Data shown »
========

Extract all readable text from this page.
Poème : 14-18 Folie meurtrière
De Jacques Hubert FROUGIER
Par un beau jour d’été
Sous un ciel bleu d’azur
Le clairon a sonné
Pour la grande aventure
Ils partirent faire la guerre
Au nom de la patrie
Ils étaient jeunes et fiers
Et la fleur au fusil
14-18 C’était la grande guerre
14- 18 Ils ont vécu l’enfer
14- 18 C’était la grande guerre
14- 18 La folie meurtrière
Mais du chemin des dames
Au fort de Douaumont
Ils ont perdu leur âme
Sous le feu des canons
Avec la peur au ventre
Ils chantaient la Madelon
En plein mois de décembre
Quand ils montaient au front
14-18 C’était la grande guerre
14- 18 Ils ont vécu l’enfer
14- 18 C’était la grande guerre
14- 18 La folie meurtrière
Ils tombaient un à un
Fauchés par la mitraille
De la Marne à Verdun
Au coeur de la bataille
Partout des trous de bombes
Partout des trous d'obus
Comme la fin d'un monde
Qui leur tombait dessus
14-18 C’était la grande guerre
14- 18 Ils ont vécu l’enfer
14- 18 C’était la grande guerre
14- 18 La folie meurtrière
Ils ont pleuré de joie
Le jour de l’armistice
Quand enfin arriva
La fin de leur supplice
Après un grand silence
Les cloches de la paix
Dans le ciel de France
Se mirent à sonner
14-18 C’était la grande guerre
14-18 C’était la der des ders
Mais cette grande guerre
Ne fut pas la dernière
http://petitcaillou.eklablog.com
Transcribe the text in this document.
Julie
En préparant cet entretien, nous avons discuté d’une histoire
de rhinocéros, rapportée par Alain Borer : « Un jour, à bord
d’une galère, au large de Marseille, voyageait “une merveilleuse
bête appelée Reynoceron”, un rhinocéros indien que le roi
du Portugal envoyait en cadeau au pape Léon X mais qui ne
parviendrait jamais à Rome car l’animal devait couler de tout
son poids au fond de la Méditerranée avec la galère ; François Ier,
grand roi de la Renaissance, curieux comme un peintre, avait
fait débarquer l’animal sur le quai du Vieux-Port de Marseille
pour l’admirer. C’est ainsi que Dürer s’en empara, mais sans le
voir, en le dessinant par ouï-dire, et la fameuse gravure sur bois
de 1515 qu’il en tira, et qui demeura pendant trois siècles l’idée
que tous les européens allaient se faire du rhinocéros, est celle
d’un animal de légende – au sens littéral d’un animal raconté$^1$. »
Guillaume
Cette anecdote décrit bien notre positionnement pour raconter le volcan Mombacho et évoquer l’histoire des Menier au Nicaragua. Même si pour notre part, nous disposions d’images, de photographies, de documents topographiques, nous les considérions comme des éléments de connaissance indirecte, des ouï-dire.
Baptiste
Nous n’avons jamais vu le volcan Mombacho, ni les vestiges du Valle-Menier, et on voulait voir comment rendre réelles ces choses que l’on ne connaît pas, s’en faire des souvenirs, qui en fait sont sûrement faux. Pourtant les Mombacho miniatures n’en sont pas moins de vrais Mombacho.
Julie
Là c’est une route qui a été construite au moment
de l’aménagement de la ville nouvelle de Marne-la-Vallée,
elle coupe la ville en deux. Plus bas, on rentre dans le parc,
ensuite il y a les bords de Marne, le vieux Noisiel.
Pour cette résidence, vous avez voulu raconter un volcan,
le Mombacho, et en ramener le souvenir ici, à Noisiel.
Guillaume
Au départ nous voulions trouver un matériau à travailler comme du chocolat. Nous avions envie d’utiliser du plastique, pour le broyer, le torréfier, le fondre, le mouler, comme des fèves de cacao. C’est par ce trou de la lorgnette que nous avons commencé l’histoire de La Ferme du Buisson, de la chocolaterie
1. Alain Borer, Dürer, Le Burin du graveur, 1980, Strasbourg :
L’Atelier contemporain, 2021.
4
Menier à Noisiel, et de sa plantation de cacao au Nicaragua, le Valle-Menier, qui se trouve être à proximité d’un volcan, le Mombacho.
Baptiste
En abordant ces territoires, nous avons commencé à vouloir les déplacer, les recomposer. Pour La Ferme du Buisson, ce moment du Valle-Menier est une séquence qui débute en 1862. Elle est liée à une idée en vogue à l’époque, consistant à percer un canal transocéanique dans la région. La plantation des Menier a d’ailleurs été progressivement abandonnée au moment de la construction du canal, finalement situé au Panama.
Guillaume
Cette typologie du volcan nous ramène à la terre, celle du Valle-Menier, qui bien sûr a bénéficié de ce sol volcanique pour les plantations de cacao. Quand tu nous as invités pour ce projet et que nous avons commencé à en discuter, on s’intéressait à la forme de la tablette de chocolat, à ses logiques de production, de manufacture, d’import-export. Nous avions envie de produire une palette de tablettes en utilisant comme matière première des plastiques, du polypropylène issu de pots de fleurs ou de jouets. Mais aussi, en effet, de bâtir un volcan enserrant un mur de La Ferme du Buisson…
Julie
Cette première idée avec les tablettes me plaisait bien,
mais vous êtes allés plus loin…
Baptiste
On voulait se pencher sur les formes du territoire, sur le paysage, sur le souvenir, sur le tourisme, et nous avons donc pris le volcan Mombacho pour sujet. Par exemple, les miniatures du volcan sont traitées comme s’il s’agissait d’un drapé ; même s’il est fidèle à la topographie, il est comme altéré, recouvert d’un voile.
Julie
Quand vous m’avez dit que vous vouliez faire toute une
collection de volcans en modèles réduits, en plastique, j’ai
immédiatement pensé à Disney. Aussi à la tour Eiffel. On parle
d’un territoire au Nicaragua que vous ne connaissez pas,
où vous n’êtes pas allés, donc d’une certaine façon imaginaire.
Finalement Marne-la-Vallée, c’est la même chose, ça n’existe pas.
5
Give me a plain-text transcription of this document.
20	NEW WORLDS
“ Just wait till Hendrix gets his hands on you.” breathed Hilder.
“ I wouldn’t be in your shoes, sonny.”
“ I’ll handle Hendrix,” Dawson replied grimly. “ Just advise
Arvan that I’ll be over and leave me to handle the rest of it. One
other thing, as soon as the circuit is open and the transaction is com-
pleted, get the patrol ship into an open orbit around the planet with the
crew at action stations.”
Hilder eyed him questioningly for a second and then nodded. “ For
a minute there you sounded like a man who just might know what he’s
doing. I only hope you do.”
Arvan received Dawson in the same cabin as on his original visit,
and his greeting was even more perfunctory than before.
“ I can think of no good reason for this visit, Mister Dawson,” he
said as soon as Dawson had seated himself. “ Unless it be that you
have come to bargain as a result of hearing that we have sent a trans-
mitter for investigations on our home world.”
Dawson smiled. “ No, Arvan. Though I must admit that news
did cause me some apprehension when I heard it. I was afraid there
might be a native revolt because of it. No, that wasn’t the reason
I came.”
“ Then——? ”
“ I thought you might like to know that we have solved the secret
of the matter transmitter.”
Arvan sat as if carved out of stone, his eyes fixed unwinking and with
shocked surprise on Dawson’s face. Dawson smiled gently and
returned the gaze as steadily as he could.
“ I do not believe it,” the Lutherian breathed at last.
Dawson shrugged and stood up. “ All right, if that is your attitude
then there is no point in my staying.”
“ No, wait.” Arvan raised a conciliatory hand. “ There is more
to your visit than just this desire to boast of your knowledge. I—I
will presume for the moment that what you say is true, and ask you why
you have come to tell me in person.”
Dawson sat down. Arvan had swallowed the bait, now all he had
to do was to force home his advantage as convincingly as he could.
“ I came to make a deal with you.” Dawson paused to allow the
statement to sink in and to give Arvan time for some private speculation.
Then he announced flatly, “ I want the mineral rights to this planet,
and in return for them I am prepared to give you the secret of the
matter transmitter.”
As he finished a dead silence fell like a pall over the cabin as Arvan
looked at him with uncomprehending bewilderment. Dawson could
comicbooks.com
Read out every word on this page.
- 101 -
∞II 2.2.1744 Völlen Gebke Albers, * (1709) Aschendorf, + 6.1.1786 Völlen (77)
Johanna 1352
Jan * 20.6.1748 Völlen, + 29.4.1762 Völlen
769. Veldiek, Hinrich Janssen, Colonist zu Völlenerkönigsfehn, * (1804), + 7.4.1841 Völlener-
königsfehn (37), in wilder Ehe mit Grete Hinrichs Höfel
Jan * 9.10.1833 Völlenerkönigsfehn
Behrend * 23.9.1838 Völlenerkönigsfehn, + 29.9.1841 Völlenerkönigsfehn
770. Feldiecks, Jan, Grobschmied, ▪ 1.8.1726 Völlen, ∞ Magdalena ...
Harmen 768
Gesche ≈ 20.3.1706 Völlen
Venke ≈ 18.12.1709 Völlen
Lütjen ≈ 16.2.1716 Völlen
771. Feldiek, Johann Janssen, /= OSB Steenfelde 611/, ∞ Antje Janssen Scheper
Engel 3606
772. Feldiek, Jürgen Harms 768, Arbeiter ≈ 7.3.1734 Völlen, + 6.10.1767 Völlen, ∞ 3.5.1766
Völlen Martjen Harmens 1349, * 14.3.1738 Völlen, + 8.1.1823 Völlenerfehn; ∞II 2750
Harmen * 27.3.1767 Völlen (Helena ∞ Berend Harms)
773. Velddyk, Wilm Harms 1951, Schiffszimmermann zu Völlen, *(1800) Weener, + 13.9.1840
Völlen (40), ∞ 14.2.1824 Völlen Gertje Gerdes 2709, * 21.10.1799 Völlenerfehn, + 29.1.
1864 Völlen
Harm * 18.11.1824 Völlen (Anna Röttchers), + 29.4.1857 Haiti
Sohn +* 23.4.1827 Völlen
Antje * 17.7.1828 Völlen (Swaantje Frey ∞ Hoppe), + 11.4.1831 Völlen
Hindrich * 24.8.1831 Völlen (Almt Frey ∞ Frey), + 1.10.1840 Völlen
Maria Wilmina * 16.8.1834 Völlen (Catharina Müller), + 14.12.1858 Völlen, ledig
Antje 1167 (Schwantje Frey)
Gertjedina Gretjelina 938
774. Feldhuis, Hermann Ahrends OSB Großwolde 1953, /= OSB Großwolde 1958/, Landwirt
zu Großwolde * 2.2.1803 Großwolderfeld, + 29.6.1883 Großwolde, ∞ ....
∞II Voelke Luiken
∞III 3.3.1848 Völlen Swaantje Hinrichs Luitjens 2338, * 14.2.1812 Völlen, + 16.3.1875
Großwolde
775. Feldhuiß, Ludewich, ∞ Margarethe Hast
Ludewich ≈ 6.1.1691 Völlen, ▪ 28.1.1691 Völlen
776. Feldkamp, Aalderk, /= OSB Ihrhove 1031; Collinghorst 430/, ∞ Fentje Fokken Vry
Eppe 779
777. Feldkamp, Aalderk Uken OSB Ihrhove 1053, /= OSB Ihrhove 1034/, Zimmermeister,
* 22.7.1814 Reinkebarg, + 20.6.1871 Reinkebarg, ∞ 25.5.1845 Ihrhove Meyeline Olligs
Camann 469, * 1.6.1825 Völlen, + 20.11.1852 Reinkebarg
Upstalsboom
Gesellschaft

========

What you have to do »
Above are the records; copy exactly the lines from the one with "Read out every word on this page." through the final line.

Response below »
Read out every word on this page.
- 101 -
∞II 2.2.1744 Völlen Gebke Albers, * (1709) Aschendorf, + 6.1.1786 Völlen (77)
Johanna 1352
Jan * 20.6.1748 Völlen, + 29.4.1762 Völlen
769. Veldiek, Hinrich Janssen, Colonist zu Völlenerkönigsfehn, * (1804), + 7.4.1841 Völlener-
königsfehn (37), in wilder Ehe mit Grete Hinrichs Höfel
Jan * 9.10.1833 Völlenerkönigsfehn
Behrend * 23.9.1838 Völlenerkönigsfehn, + 29.9.1841 Völlenerkönigsfehn
770. Feldiecks, Jan, Grobschmied, ▪ 1.8.1726 Völlen, ∞ Magdalena ...
Harmen 768
Gesche ≈ 20.3.1706 Völlen
Venke ≈ 18.12.1709 Völlen
Lütjen ≈ 16.2.1716 Völlen
771. Feldiek, Johann Janssen, /= OSB Steenfelde 611/, ∞ Antje Janssen Scheper
Engel 3606
772. Feldiek, Jürgen Harms 768, Arbeiter ≈ 7.3.1734 Völlen, + 6.10.1767 Völlen, ∞ 3.5.1766
Völlen Martjen Harmens 1349, * 14.3.1738 Völlen, + 8.1.1823 Völlenerfehn; ∞II 2750
Harmen * 27.3.1767 Völlen (Helena ∞ Berend Harms)
773. Velddyk, Wilm Harms 1951, Schiffszimmermann zu Völlen, *(1800) Weener, + 13.9.1840
Völlen (40), ∞ 14.2.1824 Völlen Gertje Gerdes 2709, * 21.10.1799 Völlenerfehn, + 29.1.
1864 Völlen
Harm * 18.11.1824 Völlen (Anna Röttchers), + 29.4.1857 Haiti
Sohn +* 23.4.1827 Völlen
Antje * 17.7.1828 Völlen (Swaantje Frey ∞ Hoppe), + 11.4.1831 Völlen
Hindrich * 24.8.1831 Völlen (Almt Frey ∞ Frey), + 1.10.1840 Völlen
Maria Wilmina * 16.8.1834 Völlen (Catharina Müller), + 14.12.1858 Völlen, ledig
Antje 1167 (Schwantje Frey)
Gertjedina Gretjelina 938
774. Feldhuis, Hermann Ahrends OSB Großwolde 1953, /= OSB Großwolde 1958/, Landwirt
zu Großwolde * 2.2.1803 Großwolderfeld, + 29.6.1883 Großwolde, ∞ ....
∞II Voelke Luiken
∞III 3.3.1848 Völlen Swaantje Hinrichs Luitjens 2338, * 14.2.1812 Völlen, + 16.3.1875
Großwolde
775. Feldhuiß, Ludewich, ∞ Margarethe Hast
Ludewich ≈ 6.1.1691 Völlen, ▪ 28.1.1691 Völlen
776. Feldkamp, Aalderk, /= OSB Ihrhove 1031; Collinghorst 430/, ∞ Fentje Fokken Vry
Eppe 779
777. Feldkamp, Aalderk Uken OSB Ihrhove 1053, /= OSB Ihrhove 1034/, Zimmermeister,
* 22.7.1814 Reinkebarg, + 20.6.1871 Reinkebarg, ∞ 25.5.1845 Ihrhove Meyeline Olligs
Camann 469, * 1.6.1825 Völlen, + 20.11.1852 Reinkebarg
Upstalsboom
Gesellschaft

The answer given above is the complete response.